(Items from a data source)
--- START ---
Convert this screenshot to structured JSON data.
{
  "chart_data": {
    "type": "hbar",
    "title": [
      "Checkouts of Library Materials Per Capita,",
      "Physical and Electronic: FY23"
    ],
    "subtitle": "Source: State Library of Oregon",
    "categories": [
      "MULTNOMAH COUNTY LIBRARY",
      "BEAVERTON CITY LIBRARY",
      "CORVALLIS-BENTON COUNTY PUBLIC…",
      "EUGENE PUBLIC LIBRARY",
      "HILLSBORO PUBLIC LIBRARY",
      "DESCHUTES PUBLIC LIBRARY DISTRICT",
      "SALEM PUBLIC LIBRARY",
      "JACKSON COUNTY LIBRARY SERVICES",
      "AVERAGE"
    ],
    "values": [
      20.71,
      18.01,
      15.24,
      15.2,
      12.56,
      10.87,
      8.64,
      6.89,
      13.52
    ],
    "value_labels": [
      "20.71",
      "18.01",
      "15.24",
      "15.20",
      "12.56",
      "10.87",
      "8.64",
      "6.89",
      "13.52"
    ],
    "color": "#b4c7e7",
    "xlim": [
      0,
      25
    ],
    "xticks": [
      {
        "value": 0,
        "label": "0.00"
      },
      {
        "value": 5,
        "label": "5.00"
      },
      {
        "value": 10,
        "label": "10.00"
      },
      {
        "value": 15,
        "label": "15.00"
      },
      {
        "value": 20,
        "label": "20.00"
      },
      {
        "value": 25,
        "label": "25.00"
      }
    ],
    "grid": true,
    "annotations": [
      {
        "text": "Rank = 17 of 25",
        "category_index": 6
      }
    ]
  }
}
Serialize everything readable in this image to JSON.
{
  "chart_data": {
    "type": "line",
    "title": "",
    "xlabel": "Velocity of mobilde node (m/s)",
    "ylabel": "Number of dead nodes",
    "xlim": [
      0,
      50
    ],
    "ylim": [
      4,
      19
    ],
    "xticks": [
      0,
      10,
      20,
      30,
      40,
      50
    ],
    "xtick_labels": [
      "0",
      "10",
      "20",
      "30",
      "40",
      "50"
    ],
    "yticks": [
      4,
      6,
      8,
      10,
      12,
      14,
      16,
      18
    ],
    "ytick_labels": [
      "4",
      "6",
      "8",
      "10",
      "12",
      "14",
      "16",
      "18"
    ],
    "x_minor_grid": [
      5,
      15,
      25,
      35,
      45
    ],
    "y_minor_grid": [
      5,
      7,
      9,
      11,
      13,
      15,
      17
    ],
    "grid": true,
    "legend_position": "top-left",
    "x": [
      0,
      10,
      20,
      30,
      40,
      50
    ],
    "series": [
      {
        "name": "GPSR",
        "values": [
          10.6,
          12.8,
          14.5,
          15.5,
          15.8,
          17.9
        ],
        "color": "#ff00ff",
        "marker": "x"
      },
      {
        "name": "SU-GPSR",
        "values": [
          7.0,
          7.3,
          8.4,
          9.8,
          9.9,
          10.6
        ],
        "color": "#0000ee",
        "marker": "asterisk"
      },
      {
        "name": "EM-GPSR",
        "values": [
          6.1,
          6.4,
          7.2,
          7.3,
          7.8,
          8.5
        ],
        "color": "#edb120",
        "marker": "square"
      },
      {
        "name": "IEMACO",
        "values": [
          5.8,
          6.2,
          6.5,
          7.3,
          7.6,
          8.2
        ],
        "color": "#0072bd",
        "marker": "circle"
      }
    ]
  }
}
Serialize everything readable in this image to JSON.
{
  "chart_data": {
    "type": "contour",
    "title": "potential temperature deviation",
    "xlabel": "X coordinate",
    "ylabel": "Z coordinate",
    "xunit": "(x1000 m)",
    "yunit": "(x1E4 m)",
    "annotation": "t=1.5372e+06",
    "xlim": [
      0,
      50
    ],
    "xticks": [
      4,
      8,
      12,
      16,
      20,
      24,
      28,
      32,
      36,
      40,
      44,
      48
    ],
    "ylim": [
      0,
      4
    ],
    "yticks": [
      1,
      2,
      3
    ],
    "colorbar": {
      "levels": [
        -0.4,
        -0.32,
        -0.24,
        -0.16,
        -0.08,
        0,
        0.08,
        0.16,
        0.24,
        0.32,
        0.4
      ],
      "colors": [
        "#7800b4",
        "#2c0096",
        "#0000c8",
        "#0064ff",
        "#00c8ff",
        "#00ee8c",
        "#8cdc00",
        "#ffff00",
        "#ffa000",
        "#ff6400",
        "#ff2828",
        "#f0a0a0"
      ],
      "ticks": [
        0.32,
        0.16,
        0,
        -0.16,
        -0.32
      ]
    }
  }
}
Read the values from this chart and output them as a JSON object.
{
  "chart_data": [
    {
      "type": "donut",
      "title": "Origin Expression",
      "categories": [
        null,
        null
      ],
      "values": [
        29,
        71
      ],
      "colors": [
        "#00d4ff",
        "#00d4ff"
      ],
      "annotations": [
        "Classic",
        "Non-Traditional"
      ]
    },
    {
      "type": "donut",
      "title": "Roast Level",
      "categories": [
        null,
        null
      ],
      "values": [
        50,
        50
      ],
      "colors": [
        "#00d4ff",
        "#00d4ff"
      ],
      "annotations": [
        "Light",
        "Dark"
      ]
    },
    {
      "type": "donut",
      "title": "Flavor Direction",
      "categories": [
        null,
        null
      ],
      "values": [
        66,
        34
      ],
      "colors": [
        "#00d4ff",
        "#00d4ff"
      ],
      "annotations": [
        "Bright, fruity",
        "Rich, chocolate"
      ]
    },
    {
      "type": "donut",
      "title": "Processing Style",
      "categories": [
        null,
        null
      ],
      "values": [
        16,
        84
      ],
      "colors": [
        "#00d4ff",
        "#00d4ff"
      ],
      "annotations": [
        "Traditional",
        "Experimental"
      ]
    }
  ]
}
--- END ---
• WHAT THE TASK REQUIRES
All entries shown above should be printed again exactly.

• RESPONSE
Convert this screenshot to structured JSON data.
{
  "chart_data": {
    "type": "hbar",
    "title": [
      "Checkouts of Library Materials Per Capita,",
      "Physical and Electronic: FY23"
    ],
    "subtitle": "Source: State Library of Oregon",
    "categories": [
      "MULTNOMAH COUNTY LIBRARY",
      "BEAVERTON CITY LIBRARY",
      "CORVALLIS-BENTON COUNTY PUBLIC…",
      "EUGENE PUBLIC LIBRARY",
      "HILLSBORO PUBLIC LIBRARY",
      "DESCHUTES PUBLIC LIBRARY DISTRICT",
      "SALEM PUBLIC LIBRARY",
      "JACKSON COUNTY LIBRARY SERVICES",
      "AVERAGE"
    ],
    "values": [
      20.71,
      18.01,
      15.24,
      15.2,
      12.56,
      10.87,
      8.64,
      6.89,
      13.52
    ],
    "value_labels": [
      "20.71",
      "18.01",
      "15.24",
      "15.20",
      "12.56",
      "10.87",
      "8.64",
      "6.89",
      "13.52"
    ],
    "color": "#b4c7e7",
    "xlim": [
      0,
      25
    ],
    "xticks": [
      {
        "value": 0,
        "label": "0.00"
      },
      {
        "value": 5,
        "label": "5.00"
      },
      {
        "value": 10,
        "label": "10.00"
      },
      {
        "value": 15,
        "label": "15.00"
      },
      {
        "value": 20,
        "label": "20.00"
      },
      {
        "value": 25,
        "label": "25.00"
      }
    ],
    "grid": true,
    "annotations": [
      {
        "text": "Rank = 17 of 25",
        "category_index": 6
      }
    ]
  }
}
Serialize everything readable in this image to JSON.
{
  "chart_data": {
    "type": "line",
    "title": "",
    "xlabel": "Velocity of mobilde node (m/s)",
    "ylabel": "Number of dead nodes",
    "xlim": [
      0,
      50
    ],
    "ylim": [
      4,
      19
    ],
    "xticks": [
      0,
      10,
      20,
      30,
      40,
      50
    ],
    "xtick_labels": [
      "0",
      "10",
      "20",
      "30",
      "40",
      "50"
    ],
    "yticks": [
      4,
      6,
      8,
      10,
      12,
      14,
      16,
      18
    ],
    "ytick_labels": [
      "4",
      "6",
      "8",
      "10",
      "12",
      "14",
      "16",
      "18"
    ],
    "x_minor_grid": [
      5,
      15,
      25,
      35,
      45
    ],
    "y_minor_grid": [
      5,
      7,
      9,
      11,
      13,
      15,
      17
    ],
    "grid": true,
    "legend_position": "top-left",
    "x": [
      0,
      10,
      20,
      30,
      40,
      50
    ],
    "series": [
      {
        "name": "GPSR",
        "values": [
          10.6,
          12.8,
          14.5,
          15.5,
          15.8,
          17.9
        ],
        "color": "#ff00ff",
        "marker": "x"
      },
      {
        "name": "SU-GPSR",
        "values": [
          7.0,
          7.3,
          8.4,
          9.8,
          9.9,
          10.6
        ],
        "color": "#0000ee",
        "marker": "asterisk"
      },
      {
        "name": "EM-GPSR",
        "values": [
          6.1,
          6.4,
          7.2,
          7.3,
          7.8,
          8.5
        ],
        "color": "#edb120",
        "marker": "square"
      },
      {
        "name": "IEMACO",
        "values": [
          5.8,
          6.2,
          6.5,
          7.3,
          7.6,
          8.2
        ],
        "color": "#0072bd",
        "marker": "circle"
      }
    ]
  }
}
Serialize everything readable in this image to JSON.
{
  "chart_data": {
    "type": "contour",
    "title": "potential temperature deviation",
    "xlabel": "X coordinate",
    "ylabel": "Z coordinate",
    "xunit": "(x1000 m)",
    "yunit": "(x1E4 m)",
    "annotation": "t=1.5372e+06",
    "xlim": [
      0,
      50
    ],
    "xticks": [
      4,
      8,
      12,
      16,
      20,
      24,
      28,
      32,
      36,
      40,
      44,
      48
    ],
    "ylim": [
      0,
      4
    ],
    "yticks": [
      1,
      2,
      3
    ],
    "colorbar": {
      "levels": [
        -0.4,
        -0.32,
        -0.24,
        -0.16,
        -0.08,
        0,
        0.08,
        0.16,
        0.24,
        0.32,
        0.4
      ],
      "colors": [
        "#7800b4",
        "#2c0096",
        "#0000c8",
        "#0064ff",
        "#00c8ff",
        "#00ee8c",
        "#8cdc00",
        "#ffff00",
        "#ffa000",
        "#ff6400",
        "#ff2828",
        "#f0a0a0"
      ],
      "ticks": [
        0.32,
        0.16,
        0,
        -0.16,
        -0.32
      ]
    }
  }
}
Read the values from this chart and output them as a JSON object.
{
  "chart_data": [
    {
      "type": "donut",
      "title": "Origin Expression",
      "categories": [
        null,
        null
      ],
      "values": [
        29,
        71
      ],
      "colors": [
        "#00d4ff",
        "#00d4ff"
      ],
      "annotations": [
        "Classic",
        "Non-Traditional"
      ]
    },
    {
      "type": "donut",
      "title": "Roast Level",
      "categories": [
        null,
        null
      ],
      "values": [
        50,
        50
      ],
      "colors": [
        "#00d4ff",
        "#00d4ff"
      ],
      "annotations": [
        "Light",
        "Dark"
      ]
    },
    {
      "type": "donut",
      "title": "Flavor Direction",
      "categories": [
        null,
        null
      ],
      "values": [
        66,
        34
      ],
      "colors": [
        "#00d4ff",
        "#00d4ff"
      ],
      "annotations": [
        "Bright, fruity",
        "Rich, chocolate"
      ]
    },
    {
      "type": "donut",
      "title": "Processing Style",
      "categories": [
        null,
        null
      ],
      "values": [
        16,
        84
      ],
      "colors": [
        "#00d4ff",
        "#00d4ff"
      ],
      "annotations": [
        "Traditional",
        "Experimental"
      ]
    }
  ]
}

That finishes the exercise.